■ What you should do ■
Write out the material below again, unchanged.

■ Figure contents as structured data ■
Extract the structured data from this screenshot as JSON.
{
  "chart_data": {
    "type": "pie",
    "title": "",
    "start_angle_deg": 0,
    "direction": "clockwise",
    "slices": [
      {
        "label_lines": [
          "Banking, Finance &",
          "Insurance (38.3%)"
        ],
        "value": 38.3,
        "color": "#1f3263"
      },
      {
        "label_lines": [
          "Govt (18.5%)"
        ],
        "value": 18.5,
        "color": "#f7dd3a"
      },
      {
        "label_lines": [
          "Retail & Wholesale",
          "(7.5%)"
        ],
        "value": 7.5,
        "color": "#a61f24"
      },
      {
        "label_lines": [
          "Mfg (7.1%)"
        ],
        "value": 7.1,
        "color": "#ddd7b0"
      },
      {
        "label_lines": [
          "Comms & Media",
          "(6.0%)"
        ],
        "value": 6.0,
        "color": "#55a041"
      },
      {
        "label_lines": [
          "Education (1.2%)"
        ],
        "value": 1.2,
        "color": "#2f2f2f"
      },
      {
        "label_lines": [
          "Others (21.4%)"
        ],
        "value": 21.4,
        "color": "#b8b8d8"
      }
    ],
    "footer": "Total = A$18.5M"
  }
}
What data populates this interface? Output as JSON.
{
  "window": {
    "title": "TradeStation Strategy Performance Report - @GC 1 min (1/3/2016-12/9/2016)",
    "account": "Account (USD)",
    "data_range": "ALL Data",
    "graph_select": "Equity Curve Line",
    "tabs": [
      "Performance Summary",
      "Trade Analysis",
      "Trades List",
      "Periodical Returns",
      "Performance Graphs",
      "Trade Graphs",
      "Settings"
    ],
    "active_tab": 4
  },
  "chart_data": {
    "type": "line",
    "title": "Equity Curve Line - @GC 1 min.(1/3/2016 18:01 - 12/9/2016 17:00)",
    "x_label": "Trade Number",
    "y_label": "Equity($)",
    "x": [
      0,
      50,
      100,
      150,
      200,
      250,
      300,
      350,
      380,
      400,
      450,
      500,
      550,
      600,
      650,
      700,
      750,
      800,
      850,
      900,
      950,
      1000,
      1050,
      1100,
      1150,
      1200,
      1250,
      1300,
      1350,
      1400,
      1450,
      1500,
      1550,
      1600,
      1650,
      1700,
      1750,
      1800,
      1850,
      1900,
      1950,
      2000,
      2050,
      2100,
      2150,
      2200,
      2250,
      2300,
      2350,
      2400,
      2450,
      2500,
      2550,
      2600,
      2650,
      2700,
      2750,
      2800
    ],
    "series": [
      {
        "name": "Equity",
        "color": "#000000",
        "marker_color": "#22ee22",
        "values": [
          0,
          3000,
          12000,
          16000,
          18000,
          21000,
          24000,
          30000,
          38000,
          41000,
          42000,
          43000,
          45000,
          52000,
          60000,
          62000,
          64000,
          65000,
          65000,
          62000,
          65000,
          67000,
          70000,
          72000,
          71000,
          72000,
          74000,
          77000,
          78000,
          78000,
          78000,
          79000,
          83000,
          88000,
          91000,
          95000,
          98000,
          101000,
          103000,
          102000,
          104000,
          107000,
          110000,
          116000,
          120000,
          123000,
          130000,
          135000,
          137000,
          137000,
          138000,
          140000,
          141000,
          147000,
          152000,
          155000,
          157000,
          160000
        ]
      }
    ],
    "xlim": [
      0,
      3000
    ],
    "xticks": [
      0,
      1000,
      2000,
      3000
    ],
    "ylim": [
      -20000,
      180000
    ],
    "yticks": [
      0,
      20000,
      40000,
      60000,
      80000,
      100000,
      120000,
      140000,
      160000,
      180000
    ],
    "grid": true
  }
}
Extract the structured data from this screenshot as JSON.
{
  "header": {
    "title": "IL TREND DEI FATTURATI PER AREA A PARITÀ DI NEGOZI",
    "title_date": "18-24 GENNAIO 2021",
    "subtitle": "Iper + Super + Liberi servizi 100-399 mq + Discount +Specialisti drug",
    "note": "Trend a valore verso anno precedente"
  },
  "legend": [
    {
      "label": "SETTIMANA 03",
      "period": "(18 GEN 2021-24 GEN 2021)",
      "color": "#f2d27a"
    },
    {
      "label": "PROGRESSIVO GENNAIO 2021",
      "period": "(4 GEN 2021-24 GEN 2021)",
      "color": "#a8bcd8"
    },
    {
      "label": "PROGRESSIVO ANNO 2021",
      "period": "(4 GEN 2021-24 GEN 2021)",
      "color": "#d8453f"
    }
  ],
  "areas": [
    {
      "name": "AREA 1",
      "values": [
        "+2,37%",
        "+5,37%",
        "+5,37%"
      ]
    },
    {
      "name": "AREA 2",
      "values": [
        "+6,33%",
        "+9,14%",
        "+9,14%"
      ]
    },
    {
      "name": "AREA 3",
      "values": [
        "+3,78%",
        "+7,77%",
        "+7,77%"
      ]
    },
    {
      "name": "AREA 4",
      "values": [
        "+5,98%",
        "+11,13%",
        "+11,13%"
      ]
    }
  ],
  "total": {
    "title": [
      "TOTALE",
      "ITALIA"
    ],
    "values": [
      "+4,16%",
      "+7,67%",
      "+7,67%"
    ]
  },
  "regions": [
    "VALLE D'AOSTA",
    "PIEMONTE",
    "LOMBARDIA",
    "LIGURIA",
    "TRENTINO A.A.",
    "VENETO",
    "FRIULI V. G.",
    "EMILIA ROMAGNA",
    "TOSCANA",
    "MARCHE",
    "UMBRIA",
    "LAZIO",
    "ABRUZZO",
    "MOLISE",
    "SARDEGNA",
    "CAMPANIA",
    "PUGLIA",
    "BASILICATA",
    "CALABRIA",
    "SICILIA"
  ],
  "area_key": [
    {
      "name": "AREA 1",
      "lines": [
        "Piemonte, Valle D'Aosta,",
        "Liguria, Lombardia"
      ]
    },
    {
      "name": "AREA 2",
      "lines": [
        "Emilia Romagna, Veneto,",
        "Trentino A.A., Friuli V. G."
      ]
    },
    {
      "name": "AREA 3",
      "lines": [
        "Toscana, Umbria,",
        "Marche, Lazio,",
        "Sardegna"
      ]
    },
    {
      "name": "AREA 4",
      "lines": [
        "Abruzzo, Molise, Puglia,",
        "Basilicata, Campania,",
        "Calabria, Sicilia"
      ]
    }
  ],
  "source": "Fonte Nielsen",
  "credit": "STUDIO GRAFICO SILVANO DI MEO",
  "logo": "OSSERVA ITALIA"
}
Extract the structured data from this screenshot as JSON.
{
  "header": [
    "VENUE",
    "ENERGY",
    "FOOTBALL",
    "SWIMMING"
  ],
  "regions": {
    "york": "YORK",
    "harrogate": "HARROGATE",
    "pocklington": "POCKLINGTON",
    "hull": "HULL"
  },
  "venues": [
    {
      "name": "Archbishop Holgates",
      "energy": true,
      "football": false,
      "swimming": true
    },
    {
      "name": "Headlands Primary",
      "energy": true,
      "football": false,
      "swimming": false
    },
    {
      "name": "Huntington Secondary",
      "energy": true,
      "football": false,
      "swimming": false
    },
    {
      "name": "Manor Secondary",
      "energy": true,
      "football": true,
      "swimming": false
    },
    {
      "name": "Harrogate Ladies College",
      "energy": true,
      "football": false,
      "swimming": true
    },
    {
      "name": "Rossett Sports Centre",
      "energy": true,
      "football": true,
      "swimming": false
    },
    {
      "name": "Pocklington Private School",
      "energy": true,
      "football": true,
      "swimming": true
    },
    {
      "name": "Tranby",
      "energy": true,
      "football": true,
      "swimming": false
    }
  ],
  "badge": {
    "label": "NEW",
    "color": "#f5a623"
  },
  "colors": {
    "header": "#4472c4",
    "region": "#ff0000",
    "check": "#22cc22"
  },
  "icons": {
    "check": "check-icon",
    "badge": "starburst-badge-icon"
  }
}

■ Correct answer ■
Extract the structured data from this screenshot as JSON.
{
  "chart_data": {
    "type": "pie",
    "title": "",
    "start_angle_deg": 0,
    "direction": "clockwise",
    "slices": [
      {
        "label_lines": [
          "Banking, Finance &",
          "Insurance (38.3%)"
        ],
        "value": 38.3,
        "color": "#1f3263"
      },
      {
        "label_lines": [
          "Govt (18.5%)"
        ],
        "value": 18.5,
        "color": "#f7dd3a"
      },
      {
        "label_lines": [
          "Retail & Wholesale",
          "(7.5%)"
        ],
        "value": 7.5,
        "color": "#a61f24"
      },
      {
        "label_lines": [
          "Mfg (7.1%)"
        ],
        "value": 7.1,
        "color": "#ddd7b0"
      },
      {
        "label_lines": [
          "Comms & Media",
          "(6.0%)"
        ],
        "value": 6.0,
        "color": "#55a041"
      },
      {
        "label_lines": [
          "Education (1.2%)"
        ],
        "value": 1.2,
        "color": "#2f2f2f"
      },
      {
        "label_lines": [
          "Others (21.4%)"
        ],
        "value": 21.4,
        "color": "#b8b8d8"
      }
    ],
    "footer": "Total = A$18.5M"
  }
}
What data populates this interface? Output as JSON.
{
  "window": {
    "title": "TradeStation Strategy Performance Report - @GC 1 min (1/3/2016-12/9/2016)",
    "account": "Account (USD)",
    "data_range": "ALL Data",
    "graph_select": "Equity Curve Line",
    "tabs": [
      "Performance Summary",
      "Trade Analysis",
      "Trades List",
      "Periodical Returns",
      "Performance Graphs",
      "Trade Graphs",
      "Settings"
    ],
    "active_tab": 4
  },
  "chart_data": {
    "type": "line",
    "title": "Equity Curve Line - @GC 1 min.(1/3/2016 18:01 - 12/9/2016 17:00)",
    "x_label": "Trade Number",
    "y_label": "Equity($)",
    "x": [
      0,
      50,
      100,
      150,
      200,
      250,
      300,
      350,
      380,
      400,
      450,
      500,
      550,
      600,
      650,
      700,
      750,
      800,
      850,
      900,
      950,
      1000,
      1050,
      1100,
      1150,
      1200,
      1250,
      1300,
      1350,
      1400,
      1450,
      1500,
      1550,
      1600,
      1650,
      1700,
      1750,
      1800,
      1850,
      1900,
      1950,
      2000,
      2050,
      2100,
      2150,
      2200,
      2250,
      2300,
      2350,
      2400,
      2450,
      2500,
      2550,
      2600,
      2650,
      2700,
      2750,
      2800
    ],
    "series": [
      {
        "name": "Equity",
        "color": "#000000",
        "marker_color": "#22ee22",
        "values": [
          0,
          3000,
          12000,
          16000,
          18000,
          21000,
          24000,
          30000,
          38000,
          41000,
          42000,
          43000,
          45000,
          52000,
          60000,
          62000,
          64000,
          65000,
          65000,
          62000,
          65000,
          67000,
          70000,
          72000,
          71000,
          72000,
          74000,
          77000,
          78000,
          78000,
          78000,
          79000,
          83000,
          88000,
          91000,
          95000,
          98000,
          101000,
          103000,
          102000,
          104000,
          107000,
          110000,
          116000,
          120000,
          123000,
          130000,
          135000,
          137000,
          137000,
          138000,
          140000,
          141000,
          147000,
          152000,
          155000,
          157000,
          160000
        ]
      }
    ],
    "xlim": [
      0,
      3000
    ],
    "xticks": [
      0,
      1000,
      2000,
      3000
    ],
    "ylim": [
      -20000,
      180000
    ],
    "yticks": [
      0,
      20000,
      40000,
      60000,
      80000,
      100000,
      120000,
      140000,
      160000,
      180000
    ],
    "grid": true
  }
}
Extract the structured data from this screenshot as JSON.
{
  "header": {
    "title": "IL TREND DEI FATTURATI PER AREA A PARITÀ DI NEGOZI",
    "title_date": "18-24 GENNAIO 2021",
    "subtitle": "Iper + Super + Liberi servizi 100-399 mq + Discount +Specialisti drug",
    "note": "Trend a valore verso anno precedente"
  },
  "legend": [
    {
      "label": "SETTIMANA 03",
      "period": "(18 GEN 2021-24 GEN 2021)",
      "color": "#f2d27a"
    },
    {
      "label": "PROGRESSIVO GENNAIO 2021",
      "period": "(4 GEN 2021-24 GEN 2021)",
      "color": "#a8bcd8"
    },
    {
      "label": "PROGRESSIVO ANNO 2021",
      "period": "(4 GEN 2021-24 GEN 2021)",
      "color": "#d8453f"
    }
  ],
  "areas": [
    {
      "name": "AREA 1",
      "values": [
        "+2,37%",
        "+5,37%",
        "+5,37%"
      ]
    },
    {
      "name": "AREA 2",
      "values": [
        "+6,33%",
        "+9,14%",
        "+9,14%"
      ]
    },
    {
      "name": "AREA 3",
      "values": [
        "+3,78%",
        "+7,77%",
        "+7,77%"
      ]
    },
    {
      "name": "AREA 4",
      "values": [
        "+5,98%",
        "+11,13%",
        "+11,13%"
      ]
    }
  ],
  "total": {
    "title": [
      "TOTALE",
      "ITALIA"
    ],
    "values": [
      "+4,16%",
      "+7,67%",
      "+7,67%"
    ]
  },
  "regions": [
    "VALLE D'AOSTA",
    "PIEMONTE",
    "LOMBARDIA",
    "LIGURIA",
    "TRENTINO A.A.",
    "VENETO",
    "FRIULI V. G.",
    "EMILIA ROMAGNA",
    "TOSCANA",
    "MARCHE",
    "UMBRIA",
    "LAZIO",
    "ABRUZZO",
    "MOLISE",
    "SARDEGNA",
    "CAMPANIA",
    "PUGLIA",
    "BASILICATA",
    "CALABRIA",
    "SICILIA"
  ],
  "area_key": [
    {
      "name": "AREA 1",
      "lines": [
        "Piemonte, Valle D'Aosta,",
        "Liguria, Lombardia"
      ]
    },
    {
      "name": "AREA 2",
      "lines": [
        "Emilia Romagna, Veneto,",
        "Trentino A.A., Friuli V. G."
      ]
    },
    {
      "name": "AREA 3",
      "lines": [
        "Toscana, Umbria,",
        "Marche, Lazio,",
        "Sardegna"
      ]
    },
    {
      "name": "AREA 4",
      "lines": [
        "Abruzzo, Molise, Puglia,",
        "Basilicata, Campania,",
        "Calabria, Sicilia"
      ]
    }
  ],
  "source": "Fonte Nielsen",
  "credit": "STUDIO GRAFICO SILVANO DI MEO",
  "logo": "OSSERVA ITALIA"
}
Extract the structured data from this screenshot as JSON.
{
  "header": [
    "VENUE",
    "ENERGY",
    "FOOTBALL",
    "SWIMMING"
  ],
  "regions": {
    "york": "YORK",
    "harrogate": "HARROGATE",
    "pocklington": "POCKLINGTON",
    "hull": "HULL"
  },
  "venues": [
    {
      "name": "Archbishop Holgates",
      "energy": true,
      "football": false,
      "swimming": true
    },
    {
      "name": "Headlands Primary",
      "energy": true,
      "football": false,
      "swimming": false
    },
    {
      "name": "Huntington Secondary",
      "energy": true,
      "football": false,
      "swimming": false
    },
    {
      "name": "Manor Secondary",
      "energy": true,
      "football": true,
      "swimming": false
    },
    {
      "name": "Harrogate Ladies College",
      "energy": true,
      "football": false,
      "swimming": true
    },
    {
      "name": "Rossett Sports Centre",
      "energy": true,
      "football": true,
      "swimming": false
    },
    {
      "name": "Pocklington Private School",
      "energy": true,
      "football": true,
      "swimming": true
    },
    {
      "name": "Tranby",
      "energy": true,
      "football": true,
      "swimming": false
    }
  ],
  "badge": {
    "label": "NEW",
    "color": "#f5a623"
  },
  "colors": {
    "header": "#4472c4",
    "region": "#ff0000",
    "check": "#22cc22"
  },
  "icons": {
    "check": "check-icon",
    "badge": "starburst-badge-icon"
  }
}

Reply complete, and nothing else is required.